== EXERCISE DIRECTIONS ==
Restate the whole of the material. Keep every word, and drop the pictures.

(Collected data entries)
^^^^

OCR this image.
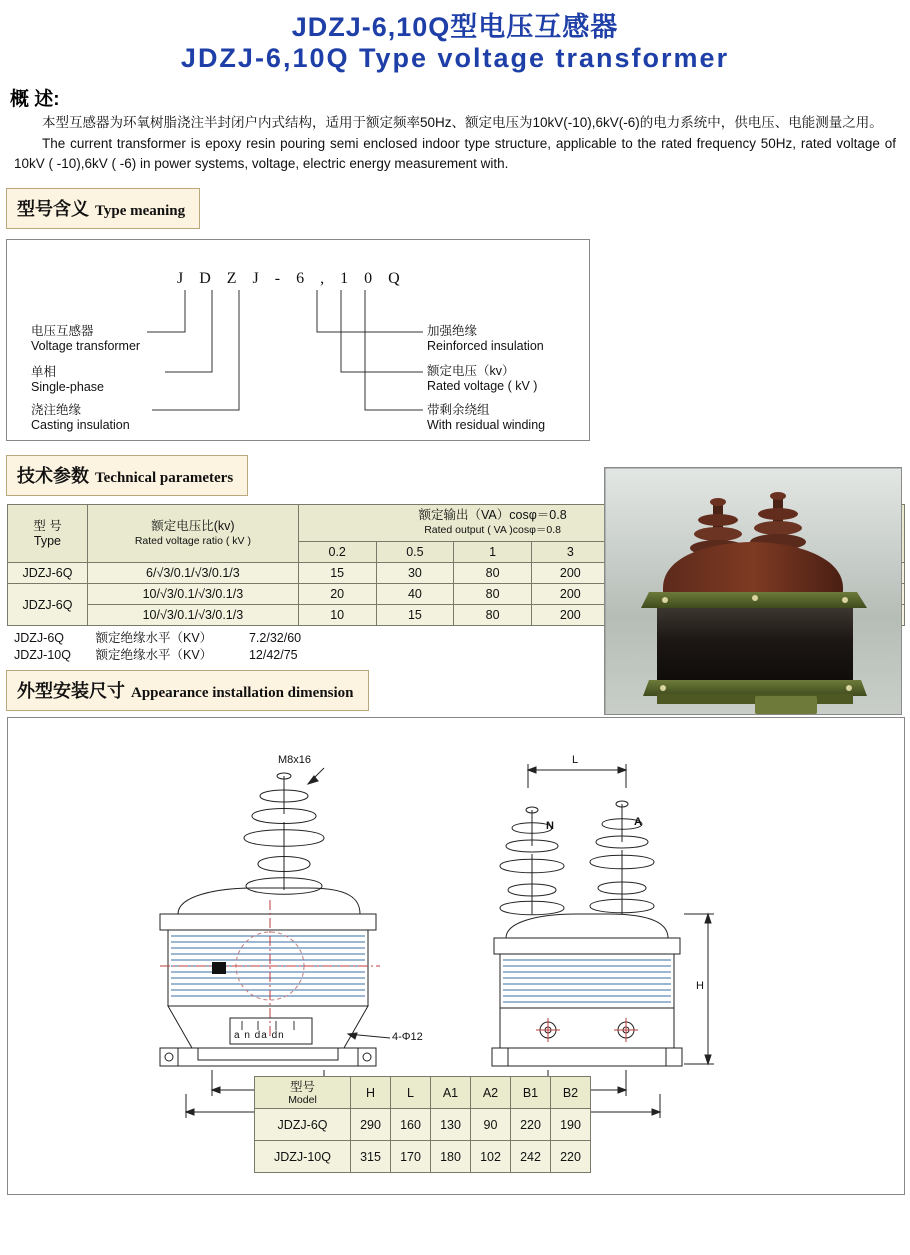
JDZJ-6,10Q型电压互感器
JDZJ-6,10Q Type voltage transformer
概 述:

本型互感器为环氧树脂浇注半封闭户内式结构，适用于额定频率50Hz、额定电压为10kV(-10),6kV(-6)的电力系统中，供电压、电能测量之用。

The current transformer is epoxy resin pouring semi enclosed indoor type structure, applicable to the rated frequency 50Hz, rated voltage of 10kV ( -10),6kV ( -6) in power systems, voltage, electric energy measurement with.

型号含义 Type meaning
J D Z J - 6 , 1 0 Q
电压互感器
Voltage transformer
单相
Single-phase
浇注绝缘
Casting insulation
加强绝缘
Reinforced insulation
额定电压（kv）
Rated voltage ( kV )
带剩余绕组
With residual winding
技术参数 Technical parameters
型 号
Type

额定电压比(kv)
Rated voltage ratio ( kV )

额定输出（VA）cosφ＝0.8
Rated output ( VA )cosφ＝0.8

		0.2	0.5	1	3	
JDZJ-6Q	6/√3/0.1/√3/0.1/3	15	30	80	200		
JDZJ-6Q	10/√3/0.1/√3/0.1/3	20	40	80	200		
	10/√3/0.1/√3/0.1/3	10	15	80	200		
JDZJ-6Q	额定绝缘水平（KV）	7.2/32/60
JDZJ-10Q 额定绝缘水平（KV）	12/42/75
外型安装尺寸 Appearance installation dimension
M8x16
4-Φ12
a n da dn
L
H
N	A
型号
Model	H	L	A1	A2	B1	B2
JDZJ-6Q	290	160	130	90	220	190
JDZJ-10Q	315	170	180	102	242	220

^^^^

== THE COMPLETED TASK ==
OCR this image.
JDZJ-6,10Q型电压互感器
JDZJ-6,10Q Type voltage transformer
概 述:

本型互感器为环氧树脂浇注半封闭户内式结构，适用于额定频率50Hz、额定电压为10kV(-10),6kV(-6)的电力系统中，供电压、电能测量之用。

The current transformer is epoxy resin pouring semi enclosed indoor type structure, applicable to the rated frequency 50Hz, rated voltage of 10kV ( -10),6kV ( -6) in power systems, voltage, electric energy measurement with.

型号含义 Type meaning
J D Z J - 6 , 1 0 Q
电压互感器
Voltage transformer
单相
Single-phase
浇注绝缘
Casting insulation
加强绝缘
Reinforced insulation
额定电压（kv）
Rated voltage ( kV )
带剩余绕组
With residual winding
技术参数 Technical parameters
型 号
Type

额定电压比(kv)
Rated voltage ratio ( kV )

额定输出（VA）cosφ＝0.8
Rated output ( VA )cosφ＝0.8

		0.2	0.5	1	3	
JDZJ-6Q	6/√3/0.1/√3/0.1/3	15	30	80	200		
JDZJ-6Q	10/√3/0.1/√3/0.1/3	20	40	80	200		
	10/√3/0.1/√3/0.1/3	10	15	80	200		
JDZJ-6Q	额定绝缘水平（KV）	7.2/32/60
JDZJ-10Q 额定绝缘水平（KV）	12/42/75
外型安装尺寸 Appearance installation dimension
M8x16
4-Φ12
a n da dn
L
H
N	A
型号
Model	H	L	A1	A2	B1	B2
JDZJ-6Q	290	160	130	90	220	190
JDZJ-10Q	315	170	180	102	242	220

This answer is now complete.